REQUIREMENT -
Restate the records below exactly. Pictures are not part of the copy.

[MATERIAL FOR THE TASK — start]

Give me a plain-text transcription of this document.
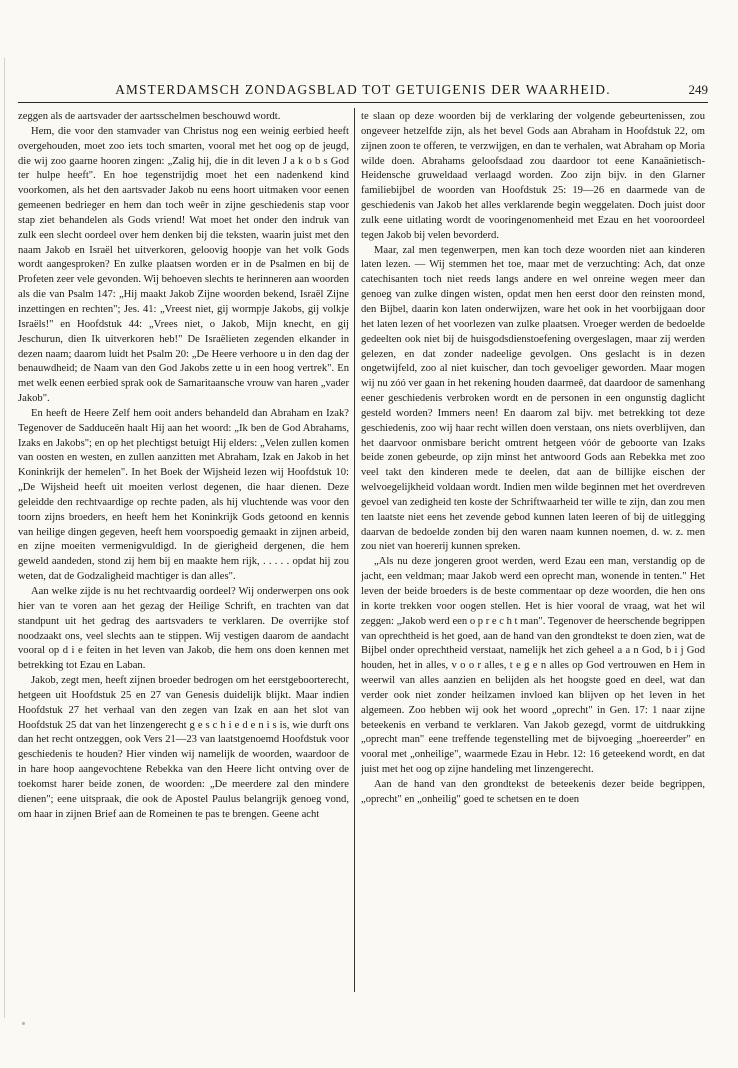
AMSTERDAMSCH ZONDAGSBLAD TOT GETUIGENIS DER WAARHEID.	249

zeggen als de aartsvader der aartsschelmen beschouwd wordt.

Hem, die voor den stamvader van Christus nog een weinig eerbied heeft overgehouden, moet zoo iets toch smarten, vooral met het oog op de jeugd, die wij zoo gaarne hooren zingen: „Zalig hij, die in dit leven J a k o b s God ter hulpe heeft". En hoe tegenstrijdig moet het een nadenkend kind voorkomen, als het den aartsvader Jakob nu eens hoort uitmaken voor eenen gemeenen bedrieger en hem dan toch weêr in zijne geschiedenis stap voor stap ziet behandelen als Gods vriend! Wat moet het onder den indruk van zulk een slecht oordeel over hem denken bij die teksten, waarin juist met den naam Jakob en Israël het uitverkoren, geloovig hoopje van het volk Gods wordt aangesproken? En zulke plaatsen worden er in de Psalmen en bij de Profeten zeer vele gevonden. Wij behoeven slechts te herinneren aan woorden als die van Psalm 147: „Hij maakt Jakob Zijne woorden bekend, Israël Zijne inzettingen en rechten"; Jes. 41: „Vreest niet, gij wormpje Jakobs, gij volkje Israëls!" en Hoofdstuk 44: „Vrees niet, o Jakob, Mijn knecht, en gij Jeschurun, dien Ik uitverkoren heb!" De Israëlieten zegenden elkander in dezen naam; daarom luidt het Psalm 20: „De Heere verhoore u in den dag der benauwdheid; de Naam van den God Jakobs zette u in een hoog vertrek". En met welk eenen eerbied sprak ook de Samaritaansche vrouw van haren „vader Jakob".

En heeft de Heere Zelf hem ooit anders behandeld dan Abraham en Izak? Tegenover de Sadduceën haalt Hij aan het woord: „Ik ben de God Abrahams, Izaks en Jakobs"; en op het plechtigst betuigt Hij elders: „Velen zullen komen van oosten en westen, en zullen aanzitten met Abraham, Izak en Jakob in het Koninkrijk der hemelen". In het Boek der Wijsheid lezen wij Hoofdstuk 10: „De Wijsheid heeft uit moeiten verlost degenen, die haar dienen. Deze geleidde den rechtvaardige op rechte paden, als hij vluchtende was voor den toorn zijns broeders, en heeft hem het Koninkrijk Gods getoond en kennis van heilige dingen gegeven, heeft hem voorspoedig gemaakt in zijnen arbeid, en zijne moeiten vermenigvuldigd. In de gierigheid dergenen, die hem geweld aandeden, stond zij hem bij en maakte hem rijk, . . . . . opdat hij zou weten, dat de Godzaligheid machtiger is dan alles".

Aan welke zijde is nu het rechtvaardig oordeel? Wij onderwerpen ons ook hier van te voren aan het gezag der Heilige Schrift, en trachten van dat standpunt uit het gedrag des aartsvaders te verklaren. De overrijke stof noodzaakt ons, veel slechts aan te stippen. Wij vestigen daarom de aandacht vooral op d i e feiten in het leven van Jakob, die hem ons doen kennen met betrekking tot Ezau en Laban.

Jakob, zegt men, heeft zijnen broeder bedrogen om het eerstgeboorterecht, hetgeen uit Hoofdstuk 25 en 27 van Genesis duidelijk blijkt. Maar indien Hoofdstuk 27 het verhaal van den zegen van Izak en aan het slot van Hoofdstuk 25 dat van het linzengerecht g e s c h i e d e n i s is, wie durft ons dan het recht ontzeggen, ook Vers 21—23 van laatstgenoemd Hoofdstuk voor geschiedenis te houden? Hier vinden wij namelijk de woorden, waardoor de in hare hoop aangevochtene Rebekka van den Heere licht ontving over de toekomst harer beide zonen, de woorden: „De meerdere zal den mindere dienen"; eene uitspraak, die ook de Apostel Paulus belangrijk genoeg vond, om haar in zijnen Brief aan de Romeinen te pas te brengen. Geene acht

te slaan op deze woorden bij de verklaring der volgende gebeurtenissen, zou ongeveer hetzelfde zijn, als het bevel Gods aan Abraham in Hoofdstuk 22, om zijnen zoon te offeren, te verzwijgen, en dan te verhalen, wat Abraham op Moria wilde doen. Abrahams geloofsdaad zou daardoor tot eene Kanaänietisch-Heidensche gruweldaad verlaagd worden. Zoo zijn bijv. in den Glarner familiebijbel de woorden van Hoofdstuk 25: 19—26 en daarmede van de geschiedenis van Jakob het alles verklarende begin weggelaten. Doch juist door zulk eene uitlating wordt de vooringenomenheid met Ezau en het vooroordeel tegen Jakob bij velen bevorderd.

Maar, zal men tegenwerpen, men kan toch deze woorden niet aan kinderen laten lezen. — Wij stemmen het toe, maar met de verzuchting: Ach, dat onze catechisanten toch niet reeds langs andere en wel onreine wegen meer dan genoeg van zulke dingen wisten, opdat men hen eerst door den reinsten mond, den Bijbel, daarin kon laten onderwijzen, ware het ook in het voorbijgaan door het laten lezen of het voorlezen van zulke plaatsen. Vroeger werden de bedoelde gedeelten ook niet bij de huisgodsdienstoefening overgeslagen, maar zij werden gelezen, en dat zonder nadeelige gevolgen. Ons geslacht is in dezen ongetwijfeld, zoo al niet kuischer, dan toch gevoeliger geworden. Maar mogen wij nu zóó ver gaan in het rekening houden daarmeê, dat daardoor de samenhang eener geschiedenis verbroken wordt en de personen in een ongunstig daglicht gesteld worden? Immers neen! En daarom zal bijv. met betrekking tot deze geschiedenis, zoo wij haar recht willen doen verstaan, ons niets overblijven, dan het daarvoor onmisbare bericht omtrent hetgeen vóór de geboorte van Izaks beide zonen gebeurde, op zijn minst het antwoord Gods aan Rebekka met zoo veel takt den kinderen mede te deelen, dat aan de billijke eischen der welvoegelijkheid voldaan wordt. Indien men wilde beginnen met het overdreven gevoel van zedigheid ten koste der Schriftwaarheid ter wille te zijn, dan zou men ten laatste niet eens het zevende gebod kunnen laten leeren of bij de uitlegging daarvan de bedoelde zonden bij den waren naam kunnen noemen, d. w. z. men zou niet van hoererij kunnen spreken.

„Als nu deze jongeren groot werden, werd Ezau een man, verstandig op de jacht, een veldman; maar Jakob werd een oprecht man, wonende in tenten." Het leven der beide broeders is de beste commentaar op deze woorden, die hen ons in korte trekken voor oogen stellen. Het is hier vooral de vraag, wat het wil zeggen: „Jakob werd een o p r e c h t man". Tegenover de heerschende begrippen van oprechtheid is het goed, aan de hand van den grondtekst te doen zien, wat de Bijbel onder oprechtheid verstaat, namelijk het zich geheel a a n God, b i j God houden, het in alles, v o o r alles, t e g e n alles op God vertrouwen en Hem in weerwil van alles aanzien en belijden als het hoogste goed en deel, wat dan verder ook niet zonder heilzamen invloed kan blijven op het leven in het algemeen. Zoo hebben wij ook het woord „oprecht" in Gen. 17: 1 naar zijne beteekenis en verband te verklaren. Van Jakob gezegd, vormt de uitdrukking „oprecht man" eene treffende tegenstelling met de bijvoeging „hoereerder" en vooral met „onheilige", waarmede Ezau in Hebr. 12: 16 geteekend wordt, en dat juist met het oog op zijne handeling met linzengerecht.

Aan de hand van den grondtekst de beteekenis dezer beide begrippen, „oprecht" en „onheilig" goed te schetsen en te doen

[MATERIAL FOR THE TASK — finish]

TASK ANSWER -
Give me a plain-text transcription of this document.
AMSTERDAMSCH ZONDAGSBLAD TOT GETUIGENIS DER WAARHEID.	249

zeggen als de aartsvader der aartsschelmen beschouwd wordt.

Hem, die voor den stamvader van Christus nog een weinig eerbied heeft overgehouden, moet zoo iets toch smarten, vooral met het oog op de jeugd, die wij zoo gaarne hooren zingen: „Zalig hij, die in dit leven J a k o b s God ter hulpe heeft". En hoe tegenstrijdig moet het een nadenkend kind voorkomen, als het den aartsvader Jakob nu eens hoort uitmaken voor eenen gemeenen bedrieger en hem dan toch weêr in zijne geschiedenis stap voor stap ziet behandelen als Gods vriend! Wat moet het onder den indruk van zulk een slecht oordeel over hem denken bij die teksten, waarin juist met den naam Jakob en Israël het uitverkoren, geloovig hoopje van het volk Gods wordt aangesproken? En zulke plaatsen worden er in de Psalmen en bij de Profeten zeer vele gevonden. Wij behoeven slechts te herinneren aan woorden als die van Psalm 147: „Hij maakt Jakob Zijne woorden bekend, Israël Zijne inzettingen en rechten"; Jes. 41: „Vreest niet, gij wormpje Jakobs, gij volkje Israëls!" en Hoofdstuk 44: „Vrees niet, o Jakob, Mijn knecht, en gij Jeschurun, dien Ik uitverkoren heb!" De Israëlieten zegenden elkander in dezen naam; daarom luidt het Psalm 20: „De Heere verhoore u in den dag der benauwdheid; de Naam van den God Jakobs zette u in een hoog vertrek". En met welk eenen eerbied sprak ook de Samaritaansche vrouw van haren „vader Jakob".

En heeft de Heere Zelf hem ooit anders behandeld dan Abraham en Izak? Tegenover de Sadduceën haalt Hij aan het woord: „Ik ben de God Abrahams, Izaks en Jakobs"; en op het plechtigst betuigt Hij elders: „Velen zullen komen van oosten en westen, en zullen aanzitten met Abraham, Izak en Jakob in het Koninkrijk der hemelen". In het Boek der Wijsheid lezen wij Hoofdstuk 10: „De Wijsheid heeft uit moeiten verlost degenen, die haar dienen. Deze geleidde den rechtvaardige op rechte paden, als hij vluchtende was voor den toorn zijns broeders, en heeft hem het Koninkrijk Gods getoond en kennis van heilige dingen gegeven, heeft hem voorspoedig gemaakt in zijnen arbeid, en zijne moeiten vermenigvuldigd. In de gierigheid dergenen, die hem geweld aandeden, stond zij hem bij en maakte hem rijk, . . . . . opdat hij zou weten, dat de Godzaligheid machtiger is dan alles".

Aan welke zijde is nu het rechtvaardig oordeel? Wij onderwerpen ons ook hier van te voren aan het gezag der Heilige Schrift, en trachten van dat standpunt uit het gedrag des aartsvaders te verklaren. De overrijke stof noodzaakt ons, veel slechts aan te stippen. Wij vestigen daarom de aandacht vooral op d i e feiten in het leven van Jakob, die hem ons doen kennen met betrekking tot Ezau en Laban.

Jakob, zegt men, heeft zijnen broeder bedrogen om het eerstgeboorterecht, hetgeen uit Hoofdstuk 25 en 27 van Genesis duidelijk blijkt. Maar indien Hoofdstuk 27 het verhaal van den zegen van Izak en aan het slot van Hoofdstuk 25 dat van het linzengerecht g e s c h i e d e n i s is, wie durft ons dan het recht ontzeggen, ook Vers 21—23 van laatstgenoemd Hoofdstuk voor geschiedenis te houden? Hier vinden wij namelijk de woorden, waardoor de in hare hoop aangevochtene Rebekka van den Heere licht ontving over de toekomst harer beide zonen, de woorden: „De meerdere zal den mindere dienen"; eene uitspraak, die ook de Apostel Paulus belangrijk genoeg vond, om haar in zijnen Brief aan de Romeinen te pas te brengen. Geene acht

te slaan op deze woorden bij de verklaring der volgende gebeurtenissen, zou ongeveer hetzelfde zijn, als het bevel Gods aan Abraham in Hoofdstuk 22, om zijnen zoon te offeren, te verzwijgen, en dan te verhalen, wat Abraham op Moria wilde doen. Abrahams geloofsdaad zou daardoor tot eene Kanaänietisch-Heidensche gruweldaad verlaagd worden. Zoo zijn bijv. in den Glarner familiebijbel de woorden van Hoofdstuk 25: 19—26 en daarmede van de geschiedenis van Jakob het alles verklarende begin weggelaten. Doch juist door zulk eene uitlating wordt de vooringenomenheid met Ezau en het vooroordeel tegen Jakob bij velen bevorderd.

Maar, zal men tegenwerpen, men kan toch deze woorden niet aan kinderen laten lezen. — Wij stemmen het toe, maar met de verzuchting: Ach, dat onze catechisanten toch niet reeds langs andere en wel onreine wegen meer dan genoeg van zulke dingen wisten, opdat men hen eerst door den reinsten mond, den Bijbel, daarin kon laten onderwijzen, ware het ook in het voorbijgaan door het laten lezen of het voorlezen van zulke plaatsen. Vroeger werden de bedoelde gedeelten ook niet bij de huisgodsdienstoefening overgeslagen, maar zij werden gelezen, en dat zonder nadeelige gevolgen. Ons geslacht is in dezen ongetwijfeld, zoo al niet kuischer, dan toch gevoeliger geworden. Maar mogen wij nu zóó ver gaan in het rekening houden daarmeê, dat daardoor de samenhang eener geschiedenis verbroken wordt en de personen in een ongunstig daglicht gesteld worden? Immers neen! En daarom zal bijv. met betrekking tot deze geschiedenis, zoo wij haar recht willen doen verstaan, ons niets overblijven, dan het daarvoor onmisbare bericht omtrent hetgeen vóór de geboorte van Izaks beide zonen gebeurde, op zijn minst het antwoord Gods aan Rebekka met zoo veel takt den kinderen mede te deelen, dat aan de billijke eischen der welvoegelijkheid voldaan wordt. Indien men wilde beginnen met het overdreven gevoel van zedigheid ten koste der Schriftwaarheid ter wille te zijn, dan zou men ten laatste niet eens het zevende gebod kunnen laten leeren of bij de uitlegging daarvan de bedoelde zonden bij den waren naam kunnen noemen, d. w. z. men zou niet van hoererij kunnen spreken.

„Als nu deze jongeren groot werden, werd Ezau een man, verstandig op de jacht, een veldman; maar Jakob werd een oprecht man, wonende in tenten." Het leven der beide broeders is de beste commentaar op deze woorden, die hen ons in korte trekken voor oogen stellen. Het is hier vooral de vraag, wat het wil zeggen: „Jakob werd een o p r e c h t man". Tegenover de heerschende begrippen van oprechtheid is het goed, aan de hand van den grondtekst te doen zien, wat de Bijbel onder oprechtheid verstaat, namelijk het zich geheel a a n God, b i j God houden, het in alles, v o o r alles, t e g e n alles op God vertrouwen en Hem in weerwil van alles aanzien en belijden als het hoogste goed en deel, wat dan verder ook niet zonder heilzamen invloed kan blijven op het leven in het algemeen. Zoo hebben wij ook het woord „oprecht" in Gen. 17: 1 naar zijne beteekenis en verband te verklaren. Van Jakob gezegd, vormt de uitdrukking „oprecht man" eene treffende tegenstelling met de bijvoeging „hoereerder" en vooral met „onheilige", waarmede Ezau in Hebr. 12: 16 geteekend wordt, en dat juist met het oog op zijne handeling met linzengerecht.

Aan de hand van den grondtekst de beteekenis dezer beide begrippen, „oprecht" en „onheilig" goed te schetsen en te doen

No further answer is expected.